YOUR OBJECTIVE — Answer with a single number: the count of lines that include the string "sinensis".
··· TASK DATA ···
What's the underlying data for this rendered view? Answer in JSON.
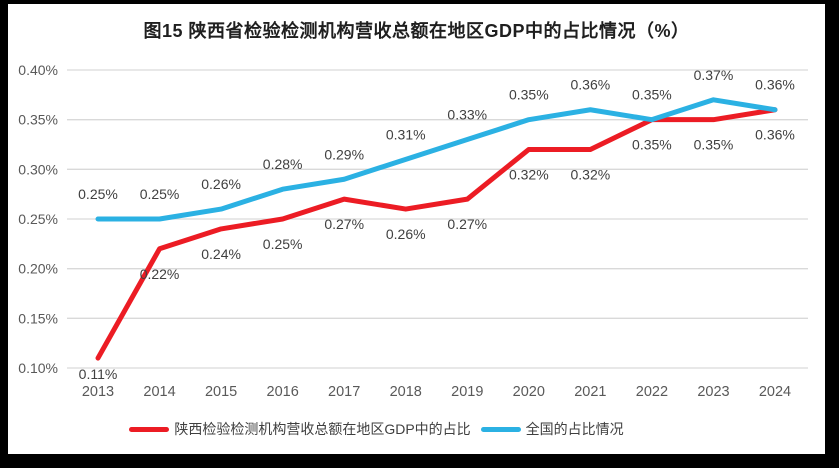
{
  "title": "图15 陕西省检验检测机构营收总额在地区GDP中的占比情况（%）",
  "colors": {
    "frame_background": "#000000",
    "chart_background": "#FFFFFF",
    "gridline": "#D9D9D9",
    "axis_text": "#595959",
    "data_label_text": "#404040",
    "title_text": "#1F1F1F"
  },
  "chart_data": {
    "type": "line",
    "categories": [
      "2013",
      "2014",
      "2015",
      "2016",
      "2017",
      "2018",
      "2019",
      "2020",
      "2021",
      "2022",
      "2023",
      "2024"
    ],
    "series": [
      {
        "name": "陕西检验检测机构营收总额在地区GDP中的占比",
        "color": "#EC1C24",
        "values": [
          0.11,
          0.22,
          0.24,
          0.25,
          0.27,
          0.26,
          0.27,
          0.32,
          0.32,
          0.35,
          0.35,
          0.36
        ],
        "labels": [
          "0.11%",
          "0.22%",
          "0.24%",
          "0.25%",
          "0.27%",
          "0.26%",
          "0.27%",
          "0.32%",
          "0.32%",
          "0.35%",
          "0.35%",
          "0.36%"
        ],
        "label_position": "below"
      },
      {
        "name": "全国的占比情况",
        "color": "#2BB1E3",
        "values": [
          0.25,
          0.25,
          0.26,
          0.28,
          0.29,
          0.31,
          0.33,
          0.35,
          0.36,
          0.35,
          0.37,
          0.36
        ],
        "labels": [
          "0.25%",
          "0.25%",
          "0.26%",
          "0.28%",
          "0.29%",
          "0.31%",
          "0.33%",
          "0.35%",
          "0.36%",
          "0.35%",
          "0.37%",
          "0.36%"
        ],
        "label_position": "above"
      }
    ],
    "xlabel": "",
    "ylabel": "",
    "ylim": [
      0.1,
      0.4
    ],
    "ytick_step": 0.05,
    "yticks": [
      "0.10%",
      "0.15%",
      "0.20%",
      "0.25%",
      "0.30%",
      "0.35%",
      "0.40%"
    ],
    "grid": true,
    "legend_position": "bottom",
    "value_label_format": "0.00%"
  }
}
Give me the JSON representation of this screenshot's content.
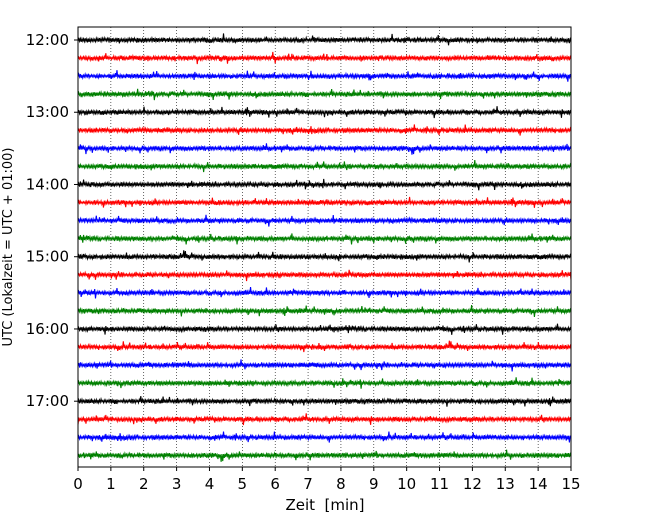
{
  "chart_data": {
    "type": "line",
    "title": "",
    "xlabel": "Zeit  [min]",
    "ylabel": "UTC (Lokalzeit = UTC + 01:00)",
    "xlim": [
      0,
      15
    ],
    "x_ticks": [
      0,
      1,
      2,
      3,
      4,
      5,
      6,
      7,
      8,
      9,
      10,
      11,
      12,
      13,
      14,
      15
    ],
    "x_tick_labels": [
      "0",
      "1",
      "2",
      "3",
      "4",
      "5",
      "6",
      "7",
      "8",
      "9",
      "10",
      "11",
      "12",
      "13",
      "14",
      "15"
    ],
    "y_tick_labels": [
      "12:00",
      "13:00",
      "14:00",
      "15:00",
      "16:00",
      "17:00"
    ],
    "grid": "vertical dotted lines at each minute",
    "trace_interval_minutes": 15,
    "trace_start": "12:00",
    "trace_end": "17:45",
    "trace_colors": [
      "#000000",
      "#ff0000",
      "#0000ff",
      "#008000"
    ],
    "traces": [
      {
        "start": "12:00",
        "color": "#000000"
      },
      {
        "start": "12:15",
        "color": "#ff0000"
      },
      {
        "start": "12:30",
        "color": "#0000ff"
      },
      {
        "start": "12:45",
        "color": "#008000"
      },
      {
        "start": "13:00",
        "color": "#000000"
      },
      {
        "start": "13:15",
        "color": "#ff0000"
      },
      {
        "start": "13:30",
        "color": "#0000ff"
      },
      {
        "start": "13:45",
        "color": "#008000"
      },
      {
        "start": "14:00",
        "color": "#000000"
      },
      {
        "start": "14:15",
        "color": "#ff0000"
      },
      {
        "start": "14:30",
        "color": "#0000ff"
      },
      {
        "start": "14:45",
        "color": "#008000"
      },
      {
        "start": "15:00",
        "color": "#000000"
      },
      {
        "start": "15:15",
        "color": "#ff0000"
      },
      {
        "start": "15:30",
        "color": "#0000ff"
      },
      {
        "start": "15:45",
        "color": "#008000"
      },
      {
        "start": "16:00",
        "color": "#000000"
      },
      {
        "start": "16:15",
        "color": "#ff0000"
      },
      {
        "start": "16:30",
        "color": "#0000ff"
      },
      {
        "start": "16:45",
        "color": "#008000"
      },
      {
        "start": "17:00",
        "color": "#000000"
      },
      {
        "start": "17:15",
        "color": "#ff0000"
      },
      {
        "start": "17:30",
        "color": "#0000ff"
      },
      {
        "start": "17:45",
        "color": "#008000"
      }
    ]
  }
}
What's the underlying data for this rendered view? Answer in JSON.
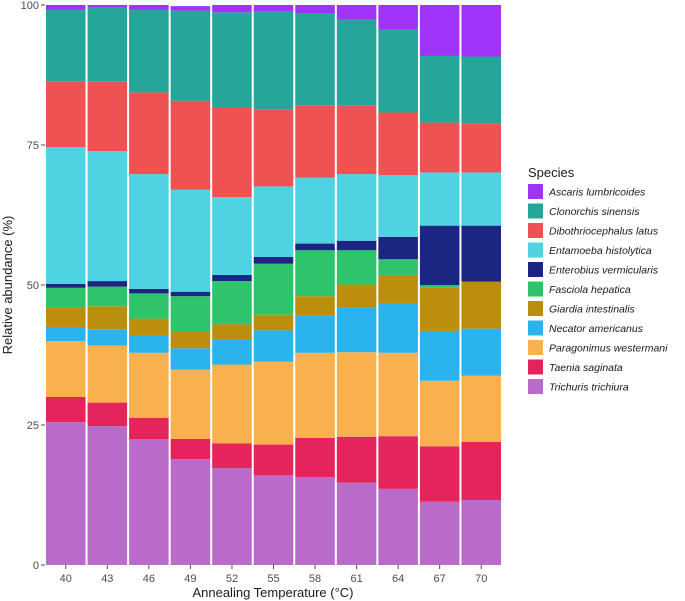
{
  "chart_data": {
    "type": "bar",
    "stacked": true,
    "title": "",
    "xlabel": "Annealing Temperature (°C)",
    "ylabel": "Relative abundance (%)",
    "ylim": [
      0,
      100
    ],
    "yticks": [
      "0",
      "25",
      "50",
      "75",
      "100"
    ],
    "grid": false,
    "legend_title": "Species",
    "legend_position": "right",
    "categories": [
      "40",
      "43",
      "46",
      "49",
      "52",
      "55",
      "58",
      "61",
      "64",
      "67",
      "70"
    ],
    "series": [
      {
        "name": "Trichuris trichiura",
        "color": "#B86BC9",
        "values": [
          25.5,
          24.8,
          22.5,
          18.9,
          17.3,
          16.0,
          15.7,
          14.7,
          13.6,
          11.3,
          11.6
        ]
      },
      {
        "name": "Taenia saginata",
        "color": "#E4245A",
        "values": [
          4.5,
          4.2,
          3.8,
          3.6,
          4.4,
          5.5,
          7.0,
          8.2,
          9.4,
          9.9,
          10.4
        ]
      },
      {
        "name": "Paragonimus westermani",
        "color": "#F9B14F",
        "values": [
          10.0,
          10.2,
          11.6,
          12.4,
          14.1,
          14.8,
          15.2,
          15.1,
          14.9,
          11.7,
          11.8
        ]
      },
      {
        "name": "Necator americanus",
        "color": "#2BB3EE",
        "values": [
          2.5,
          2.9,
          3.0,
          3.8,
          4.4,
          5.6,
          6.6,
          8.0,
          8.8,
          8.9,
          8.4
        ]
      },
      {
        "name": "Giardia intestinalis",
        "color": "#BB8E0D",
        "values": [
          3.5,
          4.1,
          3.1,
          3.0,
          2.8,
          2.8,
          3.5,
          4.1,
          5.1,
          7.8,
          8.4
        ]
      },
      {
        "name": "Fasciola hepatica",
        "color": "#2EC46C",
        "values": [
          3.5,
          3.5,
          4.5,
          6.3,
          7.7,
          9.1,
          8.2,
          6.1,
          2.8,
          0.4,
          0.0
        ]
      },
      {
        "name": "Enterobius vermicularis",
        "color": "#1B2582",
        "values": [
          0.7,
          1.0,
          0.8,
          0.8,
          1.1,
          1.2,
          1.2,
          1.7,
          4.0,
          10.6,
          10.0
        ]
      },
      {
        "name": "Entamoeba histolytica",
        "color": "#4FD2E1",
        "values": [
          24.4,
          23.2,
          20.5,
          18.2,
          13.9,
          12.6,
          11.8,
          11.9,
          11.0,
          9.5,
          9.5
        ]
      },
      {
        "name": "Dibothriocephalus latus",
        "color": "#EF5252",
        "values": [
          11.8,
          12.4,
          14.6,
          15.9,
          16.0,
          13.7,
          12.9,
          12.2,
          11.2,
          8.9,
          8.8
        ]
      },
      {
        "name": "Clonorchis sinensis",
        "color": "#26A59A",
        "values": [
          12.8,
          13.2,
          14.8,
          16.1,
          17.0,
          17.5,
          16.4,
          15.4,
          14.8,
          11.9,
          11.9
        ]
      },
      {
        "name": "Ascaris lumbricoides",
        "color": "#9F33F7",
        "values": [
          0.8,
          0.5,
          0.8,
          0.8,
          1.3,
          1.2,
          1.5,
          2.6,
          4.4,
          9.1,
          9.2
        ]
      }
    ],
    "legend_order": [
      "Ascaris lumbricoides",
      "Clonorchis sinensis",
      "Dibothriocephalus latus",
      "Entamoeba histolytica",
      "Enterobius vermicularis",
      "Fasciola hepatica",
      "Giardia intestinalis",
      "Necator americanus",
      "Paragonimus westermani",
      "Taenia saginata",
      "Trichuris trichiura"
    ]
  }
}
···
FULL SOLUTION — 2